** begin Data **
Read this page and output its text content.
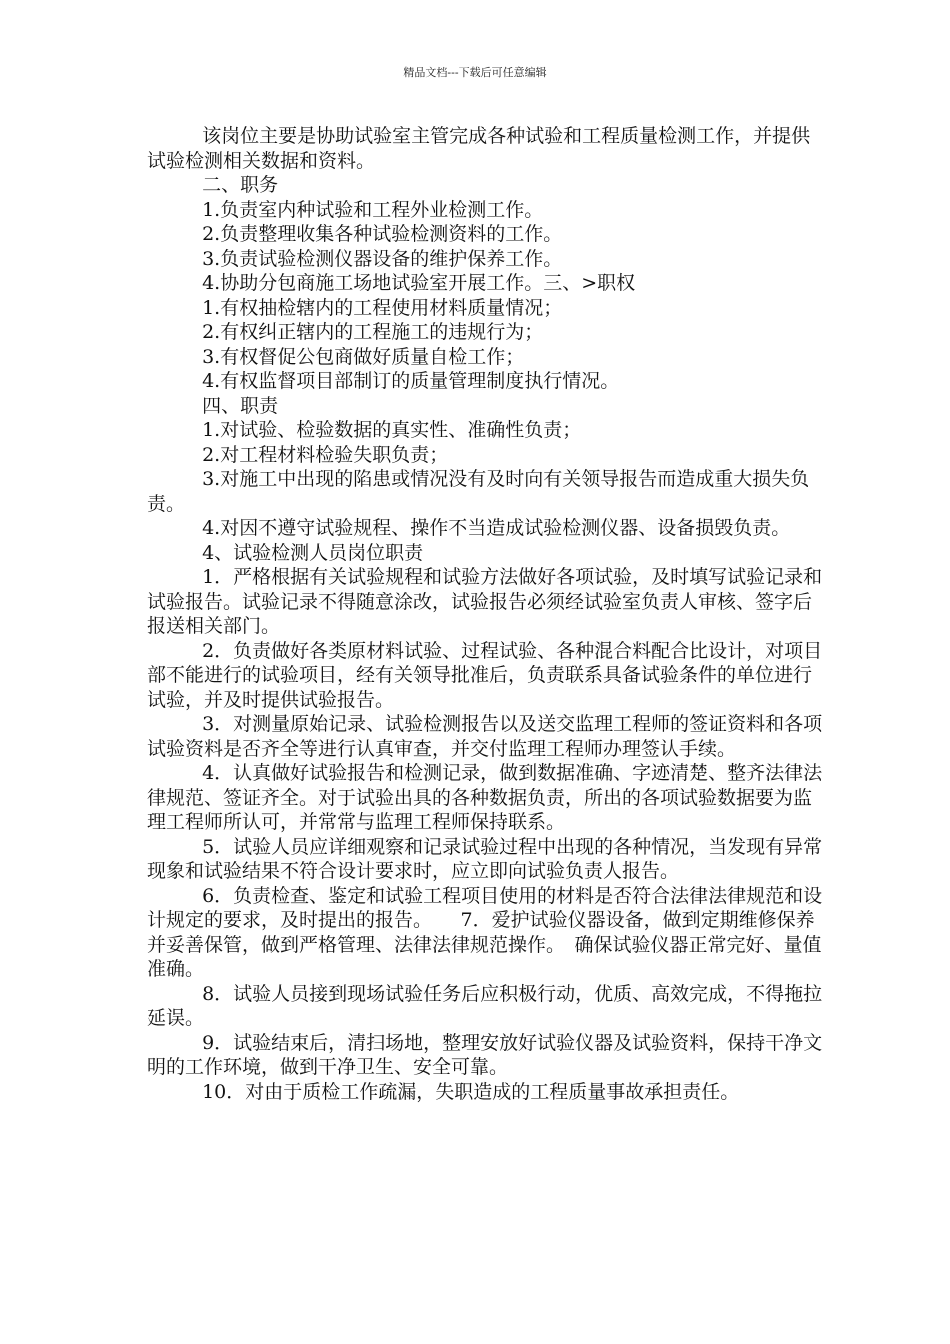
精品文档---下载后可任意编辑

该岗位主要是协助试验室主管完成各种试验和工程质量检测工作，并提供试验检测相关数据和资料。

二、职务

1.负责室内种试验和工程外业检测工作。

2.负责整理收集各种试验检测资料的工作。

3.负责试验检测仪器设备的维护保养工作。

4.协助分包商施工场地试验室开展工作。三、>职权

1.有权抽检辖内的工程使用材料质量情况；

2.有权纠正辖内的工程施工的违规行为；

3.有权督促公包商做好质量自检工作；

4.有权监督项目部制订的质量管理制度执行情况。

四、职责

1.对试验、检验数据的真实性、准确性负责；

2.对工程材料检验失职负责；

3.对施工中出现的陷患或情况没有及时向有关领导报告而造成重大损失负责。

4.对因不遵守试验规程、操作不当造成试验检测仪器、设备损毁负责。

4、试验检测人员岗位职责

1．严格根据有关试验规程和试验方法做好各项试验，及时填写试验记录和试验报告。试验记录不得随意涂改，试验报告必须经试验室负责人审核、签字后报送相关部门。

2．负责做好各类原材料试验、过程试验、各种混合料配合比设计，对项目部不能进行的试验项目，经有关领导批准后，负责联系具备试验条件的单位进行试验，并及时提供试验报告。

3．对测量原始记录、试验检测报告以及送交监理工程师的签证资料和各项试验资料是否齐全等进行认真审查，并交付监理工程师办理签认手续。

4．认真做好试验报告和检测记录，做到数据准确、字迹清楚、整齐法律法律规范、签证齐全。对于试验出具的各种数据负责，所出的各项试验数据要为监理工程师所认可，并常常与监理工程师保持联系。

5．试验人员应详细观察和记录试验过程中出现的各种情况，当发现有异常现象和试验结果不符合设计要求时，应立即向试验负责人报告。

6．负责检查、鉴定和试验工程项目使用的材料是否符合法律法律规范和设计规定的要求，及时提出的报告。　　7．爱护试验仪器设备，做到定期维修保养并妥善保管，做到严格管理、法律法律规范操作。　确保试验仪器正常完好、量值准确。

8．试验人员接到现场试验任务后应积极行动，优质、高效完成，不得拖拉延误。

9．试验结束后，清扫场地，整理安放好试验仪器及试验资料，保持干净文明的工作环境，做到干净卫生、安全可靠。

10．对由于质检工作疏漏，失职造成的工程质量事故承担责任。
** end Data **
** begin Data **
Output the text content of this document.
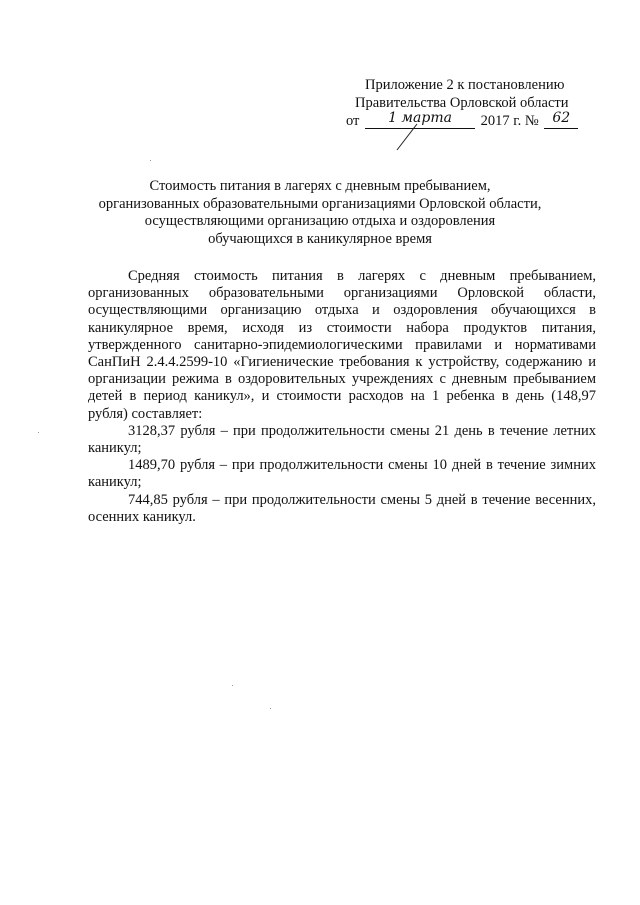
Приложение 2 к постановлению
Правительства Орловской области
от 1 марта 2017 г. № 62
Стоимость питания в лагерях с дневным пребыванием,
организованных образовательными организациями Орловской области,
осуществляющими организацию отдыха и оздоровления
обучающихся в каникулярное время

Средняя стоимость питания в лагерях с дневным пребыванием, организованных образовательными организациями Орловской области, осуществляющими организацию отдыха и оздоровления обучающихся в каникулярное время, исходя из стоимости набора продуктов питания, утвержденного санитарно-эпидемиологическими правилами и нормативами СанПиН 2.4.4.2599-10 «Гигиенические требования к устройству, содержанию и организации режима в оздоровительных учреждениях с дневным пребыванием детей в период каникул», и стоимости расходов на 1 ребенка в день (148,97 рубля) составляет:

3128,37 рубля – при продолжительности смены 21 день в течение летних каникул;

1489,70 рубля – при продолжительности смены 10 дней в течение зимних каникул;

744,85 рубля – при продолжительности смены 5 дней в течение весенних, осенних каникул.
** end Data **
● **Directions**
Which lines hold the word "text"? Show each one.

● **Reply**
Read this page and output its text content.
Output the text content of this document.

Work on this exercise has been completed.